Prompt: Select lines where the word "true" appears.

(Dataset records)
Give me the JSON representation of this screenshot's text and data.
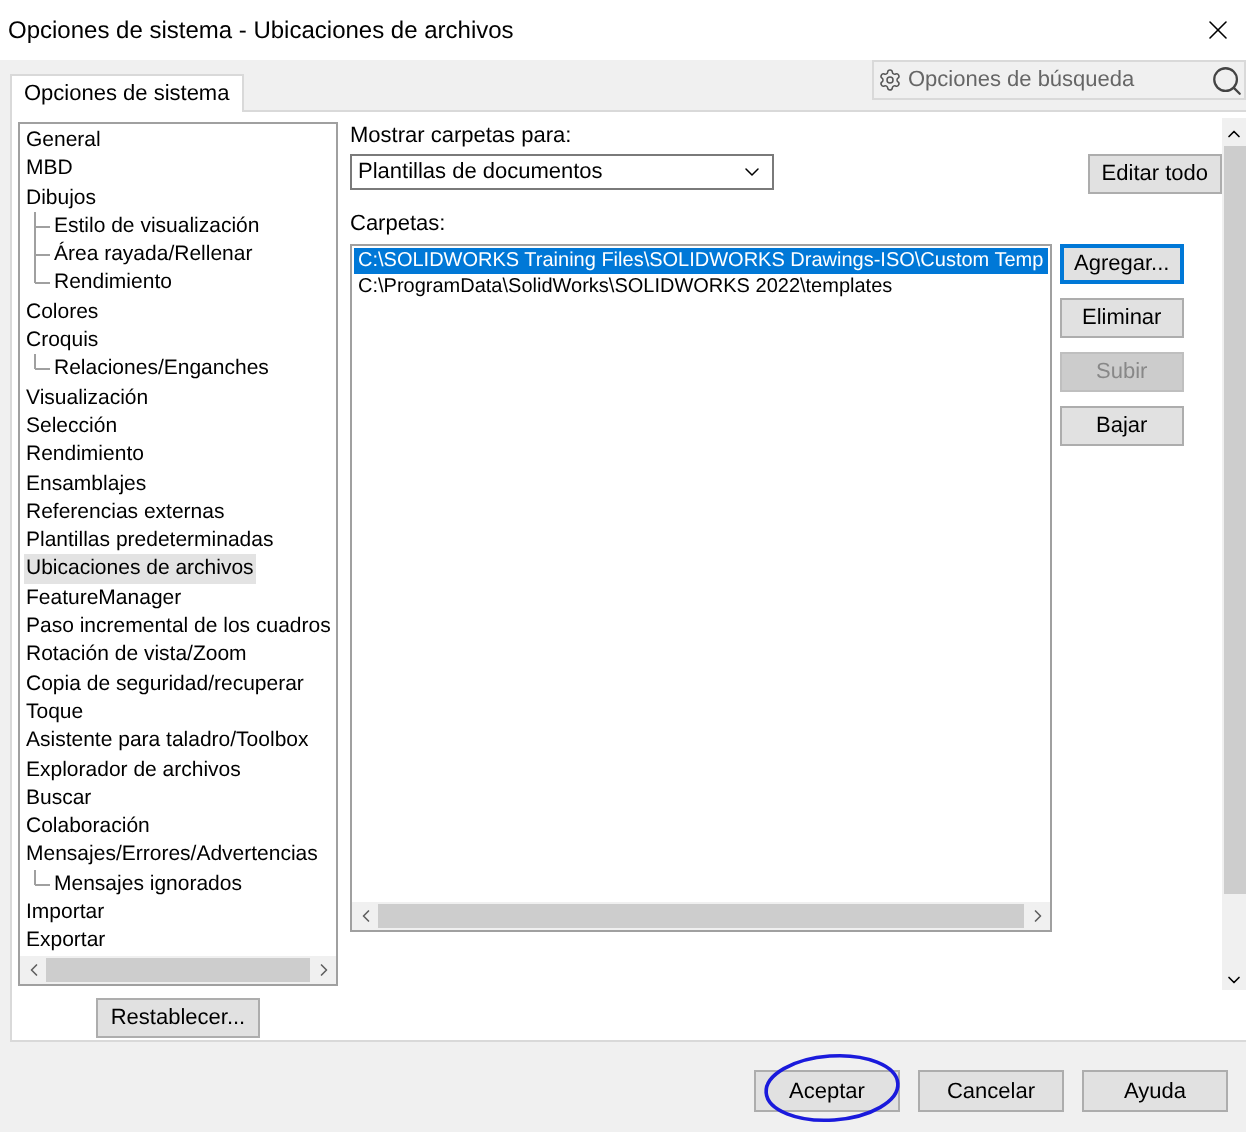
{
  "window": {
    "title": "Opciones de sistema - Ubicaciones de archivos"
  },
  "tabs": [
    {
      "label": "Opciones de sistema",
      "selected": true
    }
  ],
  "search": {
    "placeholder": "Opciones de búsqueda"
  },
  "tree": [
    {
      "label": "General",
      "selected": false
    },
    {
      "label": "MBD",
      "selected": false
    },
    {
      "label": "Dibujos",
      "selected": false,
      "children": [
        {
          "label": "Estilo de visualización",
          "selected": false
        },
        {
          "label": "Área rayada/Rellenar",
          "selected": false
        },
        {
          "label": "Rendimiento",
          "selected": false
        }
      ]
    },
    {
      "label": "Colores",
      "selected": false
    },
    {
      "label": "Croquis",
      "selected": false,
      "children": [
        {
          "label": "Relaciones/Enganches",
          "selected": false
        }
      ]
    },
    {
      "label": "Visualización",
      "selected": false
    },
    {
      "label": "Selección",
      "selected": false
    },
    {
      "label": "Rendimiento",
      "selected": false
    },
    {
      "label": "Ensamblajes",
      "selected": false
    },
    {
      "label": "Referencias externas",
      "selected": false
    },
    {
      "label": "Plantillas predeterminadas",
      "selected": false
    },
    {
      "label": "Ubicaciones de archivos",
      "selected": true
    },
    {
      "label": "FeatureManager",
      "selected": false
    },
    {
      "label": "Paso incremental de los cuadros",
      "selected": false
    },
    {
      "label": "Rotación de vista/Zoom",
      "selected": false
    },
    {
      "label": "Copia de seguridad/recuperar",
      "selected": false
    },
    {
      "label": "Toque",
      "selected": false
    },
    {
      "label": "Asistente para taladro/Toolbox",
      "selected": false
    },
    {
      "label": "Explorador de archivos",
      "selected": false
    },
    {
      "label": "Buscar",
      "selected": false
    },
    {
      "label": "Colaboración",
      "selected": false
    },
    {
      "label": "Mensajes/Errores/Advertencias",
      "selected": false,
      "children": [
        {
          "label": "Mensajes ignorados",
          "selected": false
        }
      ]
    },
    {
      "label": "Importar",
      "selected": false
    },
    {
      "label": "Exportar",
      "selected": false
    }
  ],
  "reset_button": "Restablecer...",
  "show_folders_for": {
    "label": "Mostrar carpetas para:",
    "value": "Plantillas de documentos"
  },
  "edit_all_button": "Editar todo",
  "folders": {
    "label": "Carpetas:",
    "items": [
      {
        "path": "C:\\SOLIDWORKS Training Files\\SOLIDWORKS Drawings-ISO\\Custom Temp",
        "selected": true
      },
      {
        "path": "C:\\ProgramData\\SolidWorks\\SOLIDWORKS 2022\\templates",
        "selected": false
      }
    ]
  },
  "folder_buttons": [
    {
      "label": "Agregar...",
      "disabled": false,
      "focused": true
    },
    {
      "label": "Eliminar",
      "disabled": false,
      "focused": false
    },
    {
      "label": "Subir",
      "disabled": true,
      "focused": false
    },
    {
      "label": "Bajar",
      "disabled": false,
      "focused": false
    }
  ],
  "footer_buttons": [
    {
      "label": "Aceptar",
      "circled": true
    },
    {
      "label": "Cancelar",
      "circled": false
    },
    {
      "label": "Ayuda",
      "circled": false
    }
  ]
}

* * *

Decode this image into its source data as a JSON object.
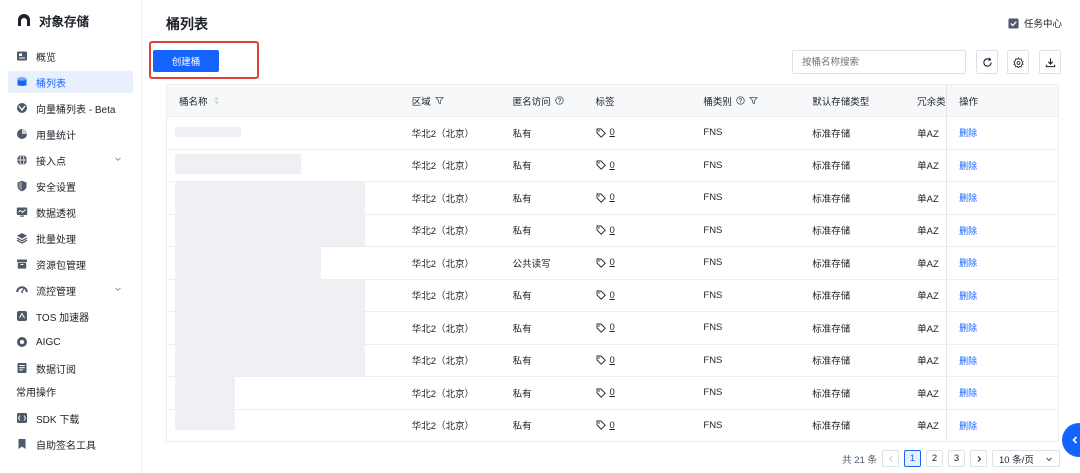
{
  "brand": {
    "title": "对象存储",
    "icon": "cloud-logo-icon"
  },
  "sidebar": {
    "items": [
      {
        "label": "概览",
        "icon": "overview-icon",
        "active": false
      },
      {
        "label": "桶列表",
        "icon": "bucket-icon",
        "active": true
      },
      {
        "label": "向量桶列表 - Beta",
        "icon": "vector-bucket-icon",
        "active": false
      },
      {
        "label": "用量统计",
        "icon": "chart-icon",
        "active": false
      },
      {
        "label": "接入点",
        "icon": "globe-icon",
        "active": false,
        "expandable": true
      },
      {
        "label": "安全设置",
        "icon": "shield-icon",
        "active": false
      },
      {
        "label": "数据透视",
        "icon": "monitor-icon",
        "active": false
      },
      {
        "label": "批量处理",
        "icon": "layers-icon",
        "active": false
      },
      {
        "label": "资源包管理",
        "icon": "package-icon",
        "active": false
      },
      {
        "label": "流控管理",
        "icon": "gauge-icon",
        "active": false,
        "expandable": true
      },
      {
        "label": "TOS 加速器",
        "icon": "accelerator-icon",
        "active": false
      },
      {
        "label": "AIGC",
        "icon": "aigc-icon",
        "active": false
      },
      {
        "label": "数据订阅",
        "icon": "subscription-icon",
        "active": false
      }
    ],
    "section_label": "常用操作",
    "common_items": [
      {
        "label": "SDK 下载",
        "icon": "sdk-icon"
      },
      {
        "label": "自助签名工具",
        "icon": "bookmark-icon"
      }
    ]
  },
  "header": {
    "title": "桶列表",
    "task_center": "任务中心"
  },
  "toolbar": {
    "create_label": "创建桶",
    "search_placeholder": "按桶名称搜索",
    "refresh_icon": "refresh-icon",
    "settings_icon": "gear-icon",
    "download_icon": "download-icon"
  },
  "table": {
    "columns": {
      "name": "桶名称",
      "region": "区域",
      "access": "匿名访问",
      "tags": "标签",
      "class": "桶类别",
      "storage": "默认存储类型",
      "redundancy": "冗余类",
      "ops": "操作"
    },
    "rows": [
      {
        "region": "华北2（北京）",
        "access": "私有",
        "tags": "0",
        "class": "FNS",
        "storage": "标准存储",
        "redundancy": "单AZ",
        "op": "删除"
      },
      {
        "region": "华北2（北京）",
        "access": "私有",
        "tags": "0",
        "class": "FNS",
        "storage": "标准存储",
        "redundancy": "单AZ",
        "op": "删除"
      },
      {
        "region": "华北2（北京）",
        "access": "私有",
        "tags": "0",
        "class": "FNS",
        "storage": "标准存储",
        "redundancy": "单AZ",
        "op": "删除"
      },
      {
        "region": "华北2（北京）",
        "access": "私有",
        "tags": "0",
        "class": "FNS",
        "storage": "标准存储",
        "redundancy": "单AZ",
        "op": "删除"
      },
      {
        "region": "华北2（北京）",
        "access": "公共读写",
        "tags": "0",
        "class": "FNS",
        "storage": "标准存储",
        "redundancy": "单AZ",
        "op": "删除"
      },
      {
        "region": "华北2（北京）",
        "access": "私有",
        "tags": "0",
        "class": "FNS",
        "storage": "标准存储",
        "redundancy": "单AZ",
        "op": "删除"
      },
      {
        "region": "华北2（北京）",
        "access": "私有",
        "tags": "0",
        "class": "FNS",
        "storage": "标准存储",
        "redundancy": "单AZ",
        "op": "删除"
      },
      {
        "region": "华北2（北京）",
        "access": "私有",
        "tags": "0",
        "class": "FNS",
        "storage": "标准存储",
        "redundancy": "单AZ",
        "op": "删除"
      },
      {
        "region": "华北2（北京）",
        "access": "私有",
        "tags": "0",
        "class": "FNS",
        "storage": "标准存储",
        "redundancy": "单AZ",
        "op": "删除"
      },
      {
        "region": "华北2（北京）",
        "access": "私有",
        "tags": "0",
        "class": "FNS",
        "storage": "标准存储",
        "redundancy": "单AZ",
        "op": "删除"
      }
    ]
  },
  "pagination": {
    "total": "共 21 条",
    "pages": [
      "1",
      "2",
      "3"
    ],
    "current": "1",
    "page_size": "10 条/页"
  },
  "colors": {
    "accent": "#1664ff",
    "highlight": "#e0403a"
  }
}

==

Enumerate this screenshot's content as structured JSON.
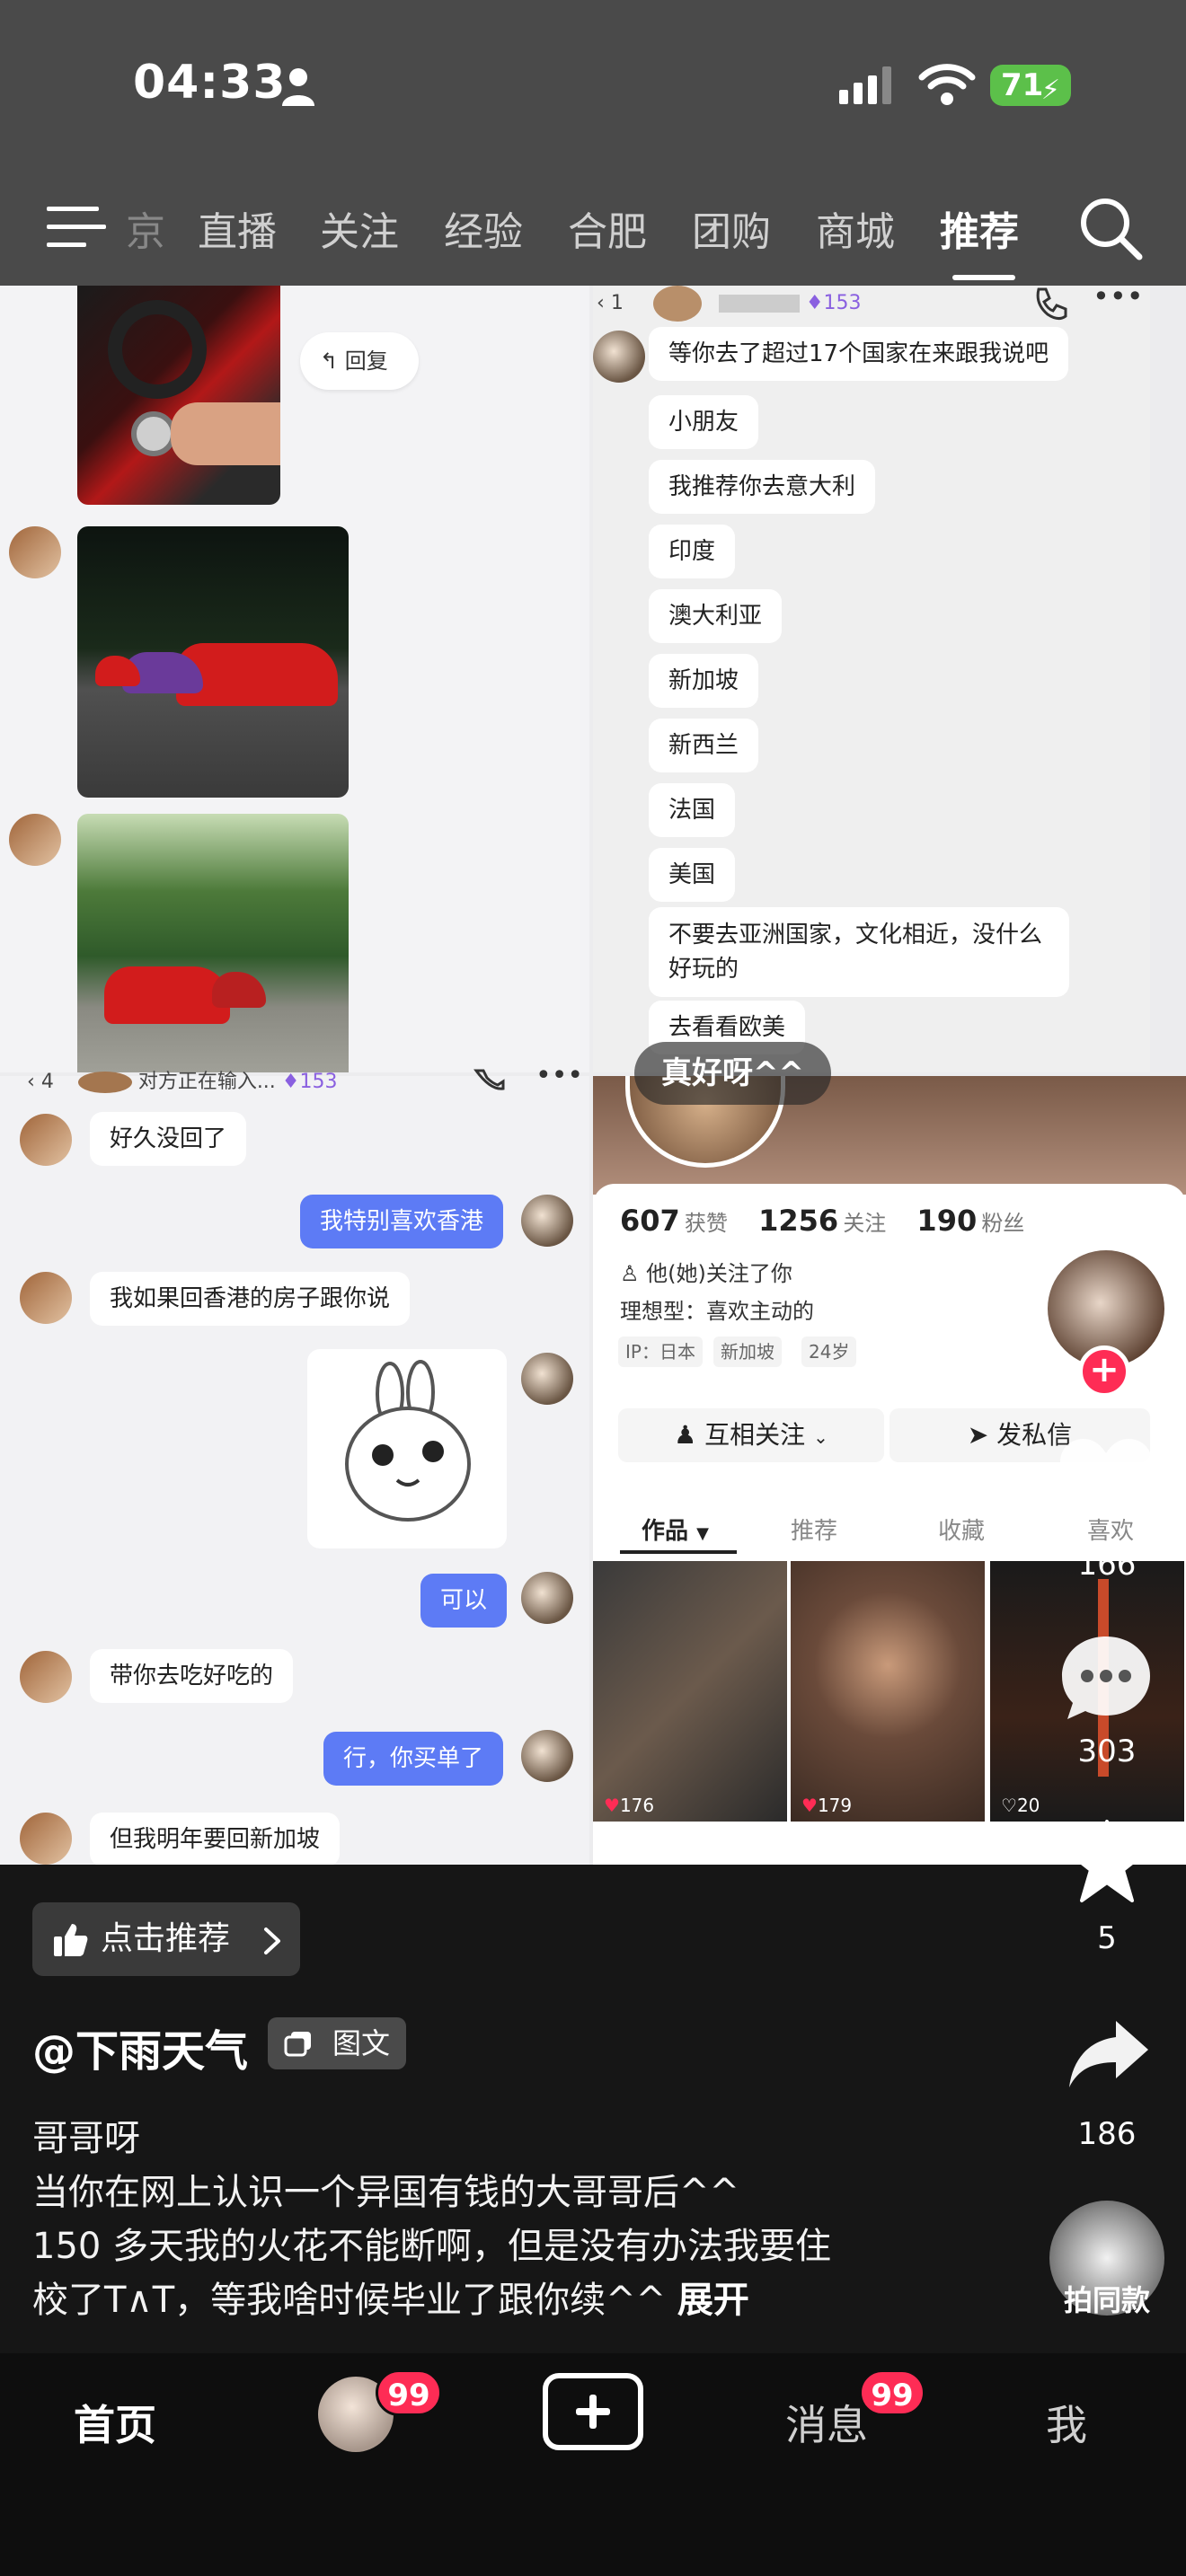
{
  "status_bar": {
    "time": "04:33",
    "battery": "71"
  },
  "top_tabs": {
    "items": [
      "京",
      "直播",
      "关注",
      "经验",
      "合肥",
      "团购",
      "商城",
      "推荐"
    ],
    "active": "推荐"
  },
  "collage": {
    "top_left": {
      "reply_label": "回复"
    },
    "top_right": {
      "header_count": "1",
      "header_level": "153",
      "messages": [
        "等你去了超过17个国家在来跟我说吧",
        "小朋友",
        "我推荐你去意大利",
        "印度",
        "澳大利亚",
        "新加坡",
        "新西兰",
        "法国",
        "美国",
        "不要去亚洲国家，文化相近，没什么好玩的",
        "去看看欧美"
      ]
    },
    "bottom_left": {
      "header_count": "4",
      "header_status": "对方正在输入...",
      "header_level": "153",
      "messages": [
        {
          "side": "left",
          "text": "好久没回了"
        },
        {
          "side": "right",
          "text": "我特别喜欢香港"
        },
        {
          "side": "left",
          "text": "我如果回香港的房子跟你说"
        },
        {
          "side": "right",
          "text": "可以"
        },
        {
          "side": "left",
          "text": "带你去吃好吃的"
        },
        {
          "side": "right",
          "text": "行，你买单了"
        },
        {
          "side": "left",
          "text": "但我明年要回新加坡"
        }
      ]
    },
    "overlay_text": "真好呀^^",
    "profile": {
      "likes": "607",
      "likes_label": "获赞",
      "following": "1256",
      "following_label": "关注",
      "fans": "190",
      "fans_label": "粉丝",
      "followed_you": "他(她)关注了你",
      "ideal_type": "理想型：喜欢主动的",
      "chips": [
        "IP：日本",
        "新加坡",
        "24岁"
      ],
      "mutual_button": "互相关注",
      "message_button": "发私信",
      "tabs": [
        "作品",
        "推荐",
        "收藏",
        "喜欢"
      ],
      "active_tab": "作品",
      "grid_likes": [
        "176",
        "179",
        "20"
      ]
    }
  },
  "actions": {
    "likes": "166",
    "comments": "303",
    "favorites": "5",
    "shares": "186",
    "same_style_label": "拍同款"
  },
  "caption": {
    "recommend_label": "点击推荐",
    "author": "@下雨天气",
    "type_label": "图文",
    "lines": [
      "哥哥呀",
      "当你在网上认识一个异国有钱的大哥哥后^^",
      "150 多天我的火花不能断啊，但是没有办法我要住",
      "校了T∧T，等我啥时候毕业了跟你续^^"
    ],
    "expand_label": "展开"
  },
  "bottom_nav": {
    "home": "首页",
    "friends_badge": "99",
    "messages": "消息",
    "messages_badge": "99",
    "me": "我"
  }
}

Problem solution:
      "selected": true
      "selected": true
        "selected": true
      "focused": true
      "disabled": true,
      "circled": true
        "active": true
        "expandable": true
        "expandable": true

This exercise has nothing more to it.